## Written instruction
Starting with the line that contains "What does this", set down each line through the end of the entries below, exactly and with nothing added.

## Exercise data
● ● ● ●

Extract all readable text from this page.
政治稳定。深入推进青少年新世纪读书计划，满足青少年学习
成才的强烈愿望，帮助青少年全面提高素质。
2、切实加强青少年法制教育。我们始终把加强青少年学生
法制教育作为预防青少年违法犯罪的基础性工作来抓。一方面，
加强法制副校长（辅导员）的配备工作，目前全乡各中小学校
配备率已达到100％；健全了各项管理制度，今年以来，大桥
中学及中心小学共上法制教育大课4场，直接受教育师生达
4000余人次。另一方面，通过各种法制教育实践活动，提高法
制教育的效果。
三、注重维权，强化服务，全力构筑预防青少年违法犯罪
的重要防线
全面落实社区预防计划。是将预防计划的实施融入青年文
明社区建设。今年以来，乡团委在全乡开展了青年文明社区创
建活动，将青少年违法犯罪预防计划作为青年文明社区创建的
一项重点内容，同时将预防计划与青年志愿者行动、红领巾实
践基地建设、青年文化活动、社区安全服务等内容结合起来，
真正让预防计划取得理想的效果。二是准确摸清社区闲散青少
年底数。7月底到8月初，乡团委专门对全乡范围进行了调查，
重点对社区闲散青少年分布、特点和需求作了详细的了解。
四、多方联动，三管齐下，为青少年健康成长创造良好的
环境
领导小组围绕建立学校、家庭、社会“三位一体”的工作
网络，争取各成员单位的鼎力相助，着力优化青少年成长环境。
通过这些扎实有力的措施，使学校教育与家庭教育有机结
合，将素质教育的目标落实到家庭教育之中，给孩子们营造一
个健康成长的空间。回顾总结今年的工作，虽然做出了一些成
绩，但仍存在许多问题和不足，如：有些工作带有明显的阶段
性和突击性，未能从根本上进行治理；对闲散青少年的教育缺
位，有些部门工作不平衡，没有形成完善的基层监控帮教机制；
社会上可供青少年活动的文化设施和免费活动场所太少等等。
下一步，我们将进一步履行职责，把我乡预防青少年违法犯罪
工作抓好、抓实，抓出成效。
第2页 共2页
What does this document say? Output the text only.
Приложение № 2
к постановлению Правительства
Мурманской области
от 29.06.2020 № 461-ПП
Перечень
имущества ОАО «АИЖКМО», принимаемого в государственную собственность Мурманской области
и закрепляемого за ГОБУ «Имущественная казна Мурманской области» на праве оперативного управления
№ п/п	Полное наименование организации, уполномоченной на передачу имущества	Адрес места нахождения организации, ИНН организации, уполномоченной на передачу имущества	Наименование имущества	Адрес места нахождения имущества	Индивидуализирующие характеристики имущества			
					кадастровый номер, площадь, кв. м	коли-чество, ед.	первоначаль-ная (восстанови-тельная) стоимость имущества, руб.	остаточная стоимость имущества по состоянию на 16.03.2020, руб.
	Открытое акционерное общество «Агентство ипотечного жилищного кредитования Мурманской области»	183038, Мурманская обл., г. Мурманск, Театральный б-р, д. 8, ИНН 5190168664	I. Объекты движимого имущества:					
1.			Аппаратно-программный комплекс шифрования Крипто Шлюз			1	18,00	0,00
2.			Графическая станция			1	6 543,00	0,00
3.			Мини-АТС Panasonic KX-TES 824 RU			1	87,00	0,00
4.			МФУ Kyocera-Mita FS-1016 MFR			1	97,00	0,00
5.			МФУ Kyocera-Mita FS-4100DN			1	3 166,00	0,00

● ● ● ●

## Final result
What does this document say? Output the text only.
Приложение № 2
к постановлению Правительства
Мурманской области
от 29.06.2020 № 461-ПП
Перечень
имущества ОАО «АИЖКМО», принимаемого в государственную собственность Мурманской области
и закрепляемого за ГОБУ «Имущественная казна Мурманской области» на праве оперативного управления
№ п/п	Полное наименование организации, уполномоченной на передачу имущества	Адрес места нахождения организации, ИНН организации, уполномоченной на передачу имущества	Наименование имущества	Адрес места нахождения имущества	Индивидуализирующие характеристики имущества			
					кадастровый номер, площадь, кв. м	коли-чество, ед.	первоначаль-ная (восстанови-тельная) стоимость имущества, руб.	остаточная стоимость имущества по состоянию на 16.03.2020, руб.
	Открытое акционерное общество «Агентство ипотечного жилищного кредитования Мурманской области»	183038, Мурманская обл., г. Мурманск, Театральный б-р, д. 8, ИНН 5190168664	I. Объекты движимого имущества:					
1.			Аппаратно-программный комплекс шифрования Крипто Шлюз			1	18,00	0,00
2.			Графическая станция			1	6 543,00	0,00
3.			Мини-АТС Panasonic KX-TES 824 RU			1	87,00	0,00
4.			МФУ Kyocera-Mita FS-1016 MFR			1	97,00	0,00
5.			МФУ Kyocera-Mita FS-4100DN			1	3 166,00	0,00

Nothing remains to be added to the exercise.